Data supplied ▸
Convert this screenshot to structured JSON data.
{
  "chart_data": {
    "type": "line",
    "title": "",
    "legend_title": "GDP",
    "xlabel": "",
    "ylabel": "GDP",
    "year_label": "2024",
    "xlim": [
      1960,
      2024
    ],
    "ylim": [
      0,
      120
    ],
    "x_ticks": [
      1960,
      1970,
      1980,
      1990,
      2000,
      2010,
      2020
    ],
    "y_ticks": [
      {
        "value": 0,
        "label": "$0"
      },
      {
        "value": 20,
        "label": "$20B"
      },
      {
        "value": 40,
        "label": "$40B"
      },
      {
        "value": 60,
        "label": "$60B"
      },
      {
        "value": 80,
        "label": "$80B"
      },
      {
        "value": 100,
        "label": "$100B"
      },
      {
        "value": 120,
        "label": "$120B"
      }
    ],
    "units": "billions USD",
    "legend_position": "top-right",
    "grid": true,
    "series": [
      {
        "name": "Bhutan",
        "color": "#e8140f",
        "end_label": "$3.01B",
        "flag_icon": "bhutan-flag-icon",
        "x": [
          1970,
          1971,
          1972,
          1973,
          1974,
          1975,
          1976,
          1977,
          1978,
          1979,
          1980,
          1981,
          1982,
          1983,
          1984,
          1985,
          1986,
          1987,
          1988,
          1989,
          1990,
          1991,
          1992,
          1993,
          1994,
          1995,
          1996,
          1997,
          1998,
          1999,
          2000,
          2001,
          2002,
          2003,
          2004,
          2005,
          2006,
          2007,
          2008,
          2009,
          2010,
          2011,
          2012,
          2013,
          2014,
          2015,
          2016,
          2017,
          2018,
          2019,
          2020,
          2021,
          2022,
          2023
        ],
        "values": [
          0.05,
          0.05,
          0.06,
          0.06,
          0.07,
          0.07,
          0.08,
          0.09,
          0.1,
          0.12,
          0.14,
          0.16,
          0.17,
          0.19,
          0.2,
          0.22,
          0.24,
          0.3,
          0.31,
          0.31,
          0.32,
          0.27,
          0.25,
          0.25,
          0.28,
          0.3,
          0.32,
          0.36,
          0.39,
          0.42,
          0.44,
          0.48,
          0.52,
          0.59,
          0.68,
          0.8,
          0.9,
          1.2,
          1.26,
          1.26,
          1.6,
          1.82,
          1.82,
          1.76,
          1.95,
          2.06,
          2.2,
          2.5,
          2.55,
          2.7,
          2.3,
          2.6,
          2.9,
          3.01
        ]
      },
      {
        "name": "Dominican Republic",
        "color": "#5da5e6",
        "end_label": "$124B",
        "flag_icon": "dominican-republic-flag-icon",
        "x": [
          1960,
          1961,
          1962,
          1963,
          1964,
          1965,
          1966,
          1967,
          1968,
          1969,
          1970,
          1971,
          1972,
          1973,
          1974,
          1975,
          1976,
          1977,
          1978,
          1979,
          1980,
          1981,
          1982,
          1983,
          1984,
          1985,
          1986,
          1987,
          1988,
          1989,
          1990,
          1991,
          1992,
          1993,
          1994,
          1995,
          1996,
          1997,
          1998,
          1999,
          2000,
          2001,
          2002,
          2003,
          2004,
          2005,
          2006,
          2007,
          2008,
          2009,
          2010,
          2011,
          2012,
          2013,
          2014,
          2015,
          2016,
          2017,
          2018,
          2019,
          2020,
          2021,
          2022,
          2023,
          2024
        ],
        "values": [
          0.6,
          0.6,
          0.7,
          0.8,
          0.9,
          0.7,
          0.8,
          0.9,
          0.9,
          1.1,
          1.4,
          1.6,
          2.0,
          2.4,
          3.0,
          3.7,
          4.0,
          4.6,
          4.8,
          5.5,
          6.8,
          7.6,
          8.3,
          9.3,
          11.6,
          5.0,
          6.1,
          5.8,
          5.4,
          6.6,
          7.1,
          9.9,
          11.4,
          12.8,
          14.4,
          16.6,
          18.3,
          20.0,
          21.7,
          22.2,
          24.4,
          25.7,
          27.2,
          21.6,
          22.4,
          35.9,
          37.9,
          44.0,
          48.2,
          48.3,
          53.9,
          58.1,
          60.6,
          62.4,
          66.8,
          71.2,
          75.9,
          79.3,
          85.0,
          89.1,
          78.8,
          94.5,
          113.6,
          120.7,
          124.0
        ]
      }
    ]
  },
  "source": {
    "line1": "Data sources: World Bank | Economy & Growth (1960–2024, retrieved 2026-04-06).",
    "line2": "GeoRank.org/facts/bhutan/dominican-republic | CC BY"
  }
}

Given instruction ▸ Copy every record above exactly as it appears.

Final answer ▸
Convert this screenshot to structured JSON data.
{
  "chart_data": {
    "type": "line",
    "title": "",
    "legend_title": "GDP",
    "xlabel": "",
    "ylabel": "GDP",
    "year_label": "2024",
    "xlim": [
      1960,
      2024
    ],
    "ylim": [
      0,
      120
    ],
    "x_ticks": [
      1960,
      1970,
      1980,
      1990,
      2000,
      2010,
      2020
    ],
    "y_ticks": [
      {
        "value": 0,
        "label": "$0"
      },
      {
        "value": 20,
        "label": "$20B"
      },
      {
        "value": 40,
        "label": "$40B"
      },
      {
        "value": 60,
        "label": "$60B"
      },
      {
        "value": 80,
        "label": "$80B"
      },
      {
        "value": 100,
        "label": "$100B"
      },
      {
        "value": 120,
        "label": "$120B"
      }
    ],
    "units": "billions USD",
    "legend_position": "top-right",
    "grid": true,
    "series": [
      {
        "name": "Bhutan",
        "color": "#e8140f",
        "end_label": "$3.01B",
        "flag_icon": "bhutan-flag-icon",
        "x": [
          1970,
          1971,
          1972,
          1973,
          1974,
          1975,
          1976,
          1977,
          1978,
          1979,
          1980,
          1981,
          1982,
          1983,
          1984,
          1985,
          1986,
          1987,
          1988,
          1989,
          1990,
          1991,
          1992,
          1993,
          1994,
          1995,
          1996,
          1997,
          1998,
          1999,
          2000,
          2001,
          2002,
          2003,
          2004,
          2005,
          2006,
          2007,
          2008,
          2009,
          2010,
          2011,
          2012,
          2013,
          2014,
          2015,
          2016,
          2017,
          2018,
          2019,
          2020,
          2021,
          2022,
          2023
        ],
        "values": [
          0.05,
          0.05,
          0.06,
          0.06,
          0.07,
          0.07,
          0.08,
          0.09,
          0.1,
          0.12,
          0.14,
          0.16,
          0.17,
          0.19,
          0.2,
          0.22,
          0.24,
          0.3,
          0.31,
          0.31,
          0.32,
          0.27,
          0.25,
          0.25,
          0.28,
          0.3,
          0.32,
          0.36,
          0.39,
          0.42,
          0.44,
          0.48,
          0.52,
          0.59,
          0.68,
          0.8,
          0.9,
          1.2,
          1.26,
          1.26,
          1.6,
          1.82,
          1.82,
          1.76,
          1.95,
          2.06,
          2.2,
          2.5,
          2.55,
          2.7,
          2.3,
          2.6,
          2.9,
          3.01
        ]
      },
      {
        "name": "Dominican Republic",
        "color": "#5da5e6",
        "end_label": "$124B",
        "flag_icon": "dominican-republic-flag-icon",
        "x": [
          1960,
          1961,
          1962,
          1963,
          1964,
          1965,
          1966,
          1967,
          1968,
          1969,
          1970,
          1971,
          1972,
          1973,
          1974,
          1975,
          1976,
          1977,
          1978,
          1979,
          1980,
          1981,
          1982,
          1983,
          1984,
          1985,
          1986,
          1987,
          1988,
          1989,
          1990,
          1991,
          1992,
          1993,
          1994,
          1995,
          1996,
          1997,
          1998,
          1999,
          2000,
          2001,
          2002,
          2003,
          2004,
          2005,
          2006,
          2007,
          2008,
          2009,
          2010,
          2011,
          2012,
          2013,
          2014,
          2015,
          2016,
          2017,
          2018,
          2019,
          2020,
          2021,
          2022,
          2023,
          2024
        ],
        "values": [
          0.6,
          0.6,
          0.7,
          0.8,
          0.9,
          0.7,
          0.8,
          0.9,
          0.9,
          1.1,
          1.4,
          1.6,
          2.0,
          2.4,
          3.0,
          3.7,
          4.0,
          4.6,
          4.8,
          5.5,
          6.8,
          7.6,
          8.3,
          9.3,
          11.6,
          5.0,
          6.1,
          5.8,
          5.4,
          6.6,
          7.1,
          9.9,
          11.4,
          12.8,
          14.4,
          16.6,
          18.3,
          20.0,
          21.7,
          22.2,
          24.4,
          25.7,
          27.2,
          21.6,
          22.4,
          35.9,
          37.9,
          44.0,
          48.2,
          48.3,
          53.9,
          58.1,
          60.6,
          62.4,
          66.8,
          71.2,
          75.9,
          79.3,
          85.0,
          89.1,
          78.8,
          94.5,
          113.6,
          120.7,
          124.0
        ]
      }
    ]
  },
  "source": {
    "line1": "Data sources: World Bank | Economy & Growth (1960–2024, retrieved 2026-04-06).",
    "line2": "GeoRank.org/facts/bhutan/dominican-republic | CC BY"
  }
}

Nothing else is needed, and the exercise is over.